» **Given problem**: Can you recast every line of the material below as a numbered list, leaving out any blank lines?

» **Record excerpts**:
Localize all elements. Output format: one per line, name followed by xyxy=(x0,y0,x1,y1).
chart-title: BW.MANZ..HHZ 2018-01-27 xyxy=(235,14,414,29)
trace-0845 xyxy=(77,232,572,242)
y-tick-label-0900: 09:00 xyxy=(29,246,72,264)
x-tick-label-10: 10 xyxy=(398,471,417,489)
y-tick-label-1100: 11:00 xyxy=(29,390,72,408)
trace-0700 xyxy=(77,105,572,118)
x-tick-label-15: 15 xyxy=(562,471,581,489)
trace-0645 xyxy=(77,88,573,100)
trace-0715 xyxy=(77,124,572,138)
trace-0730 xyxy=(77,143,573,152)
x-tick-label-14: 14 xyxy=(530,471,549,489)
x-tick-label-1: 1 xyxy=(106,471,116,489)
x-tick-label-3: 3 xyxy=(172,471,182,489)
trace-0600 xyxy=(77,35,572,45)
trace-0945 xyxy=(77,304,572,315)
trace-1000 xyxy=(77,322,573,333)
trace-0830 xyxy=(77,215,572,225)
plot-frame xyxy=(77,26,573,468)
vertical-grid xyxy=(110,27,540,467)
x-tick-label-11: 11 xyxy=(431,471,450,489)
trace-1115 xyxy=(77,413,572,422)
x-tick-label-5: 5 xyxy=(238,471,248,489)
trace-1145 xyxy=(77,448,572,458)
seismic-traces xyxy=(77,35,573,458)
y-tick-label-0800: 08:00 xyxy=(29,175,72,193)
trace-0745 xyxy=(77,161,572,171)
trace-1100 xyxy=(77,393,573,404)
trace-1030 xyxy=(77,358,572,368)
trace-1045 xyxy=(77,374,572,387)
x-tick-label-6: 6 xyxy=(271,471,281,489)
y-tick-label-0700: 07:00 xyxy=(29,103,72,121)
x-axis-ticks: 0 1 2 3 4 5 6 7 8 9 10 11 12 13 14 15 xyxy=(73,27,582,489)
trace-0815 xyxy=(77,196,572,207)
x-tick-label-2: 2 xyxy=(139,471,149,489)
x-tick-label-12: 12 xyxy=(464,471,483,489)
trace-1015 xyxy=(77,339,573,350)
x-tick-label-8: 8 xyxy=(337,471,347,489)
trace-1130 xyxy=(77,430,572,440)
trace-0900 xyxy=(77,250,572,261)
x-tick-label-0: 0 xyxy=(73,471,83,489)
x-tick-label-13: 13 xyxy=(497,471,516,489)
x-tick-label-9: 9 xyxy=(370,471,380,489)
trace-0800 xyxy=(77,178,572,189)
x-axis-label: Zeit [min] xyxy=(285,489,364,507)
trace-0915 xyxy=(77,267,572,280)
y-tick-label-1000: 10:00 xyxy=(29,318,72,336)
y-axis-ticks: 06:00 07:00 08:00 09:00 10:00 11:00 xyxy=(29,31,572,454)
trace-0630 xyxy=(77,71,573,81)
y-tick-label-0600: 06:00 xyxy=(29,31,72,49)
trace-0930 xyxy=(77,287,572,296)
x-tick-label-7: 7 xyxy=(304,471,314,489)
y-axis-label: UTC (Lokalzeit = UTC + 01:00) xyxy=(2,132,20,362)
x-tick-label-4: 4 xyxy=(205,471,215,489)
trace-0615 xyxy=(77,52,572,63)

» **Solution for this exercise**:
1. Localize all elements. Output format: one per line, name followed by xyxy=(x0,y0,x1,y1).
2. chart-title: BW.MANZ..HHZ 2018-01-27 xyxy=(235,14,414,29)
3. trace-0845 xyxy=(77,232,572,242)
4. y-tick-label-0900: 09:00 xyxy=(29,246,72,264)
5. x-tick-label-10: 10 xyxy=(398,471,417,489)
6. y-tick-label-1100: 11:00 xyxy=(29,390,72,408)
7. trace-0700 xyxy=(77,105,572,118)
8. x-tick-label-15: 15 xyxy=(562,471,581,489)
9. trace-0645 xyxy=(77,88,573,100)
10. trace-0715 xyxy=(77,124,572,138)
11. trace-0730 xyxy=(77,143,573,152)
12. x-tick-label-14: 14 xyxy=(530,471,549,489)
13. x-tick-label-1: 1 xyxy=(106,471,116,489)
14. x-tick-label-3: 3 xyxy=(172,471,182,489)
15. trace-0600 xyxy=(77,35,572,45)
16. trace-0945 xyxy=(77,304,572,315)
17. trace-1000 xyxy=(77,322,573,333)
18. trace-0830 xyxy=(77,215,572,225)
19. plot-frame xyxy=(77,26,573,468)
20. vertical-grid xyxy=(110,27,540,467)
21. x-tick-label-11: 11 xyxy=(431,471,450,489)
22. trace-1115 xyxy=(77,413,572,422)
23. x-tick-label-5: 5 xyxy=(238,471,248,489)
24. trace-1145 xyxy=(77,448,572,458)
25. seismic-traces xyxy=(77,35,573,458)
26. y-tick-label-0800: 08:00 xyxy=(29,175,72,193)
27. trace-0745 xyxy=(77,161,572,171)
28. trace-1100 xyxy=(77,393,573,404)
29. trace-1030 xyxy=(77,358,572,368)
30. trace-1045 xyxy=(77,374,572,387)
31. x-tick-label-6: 6 xyxy=(271,471,281,489)
32. y-tick-label-0700: 07:00 xyxy=(29,103,72,121)
33. x-axis-ticks: 0 1 2 3 4 5 6 7 8 9 10 11 12 13 14 15 xyxy=(73,27,582,489)
34. trace-0815 xyxy=(77,196,572,207)
35. x-tick-label-2: 2 xyxy=(139,471,149,489)
36. x-tick-label-12: 12 xyxy=(464,471,483,489)
37. trace-1015 xyxy=(77,339,573,350)
38. x-tick-label-8: 8 xyxy=(337,471,347,489)
39. trace-1130 xyxy=(77,430,572,440)
40. trace-0900 xyxy=(77,250,572,261)
41. x-tick-label-0: 0 xyxy=(73,471,83,489)
42. x-tick-label-13: 13 xyxy=(497,471,516,489)
43. x-tick-label-9: 9 xyxy=(370,471,380,489)
44. trace-0800 xyxy=(77,178,572,189)
45. x-axis-label: Zeit [min] xyxy=(285,489,364,507)
46. trace-0915 xyxy=(77,267,572,280)
47. y-tick-label-1000: 10:00 xyxy=(29,318,72,336)
48. y-axis-ticks: 06:00 07:00 08:00 09:00 10:00 11:00 xyxy=(29,31,572,454)
49. trace-0630 xyxy=(77,71,573,81)
50. y-tick-label-0600: 06:00 xyxy=(29,31,72,49)
51. trace-0930 xyxy=(77,287,572,296)
52. x-tick-label-7: 7 xyxy=(304,471,314,489)
53. y-axis-label: UTC (Lokalzeit = UTC + 01:00) xyxy=(2,132,20,362)
54. x-tick-label-4: 4 xyxy=(205,471,215,489)
55. trace-0615 xyxy=(77,52,572,63)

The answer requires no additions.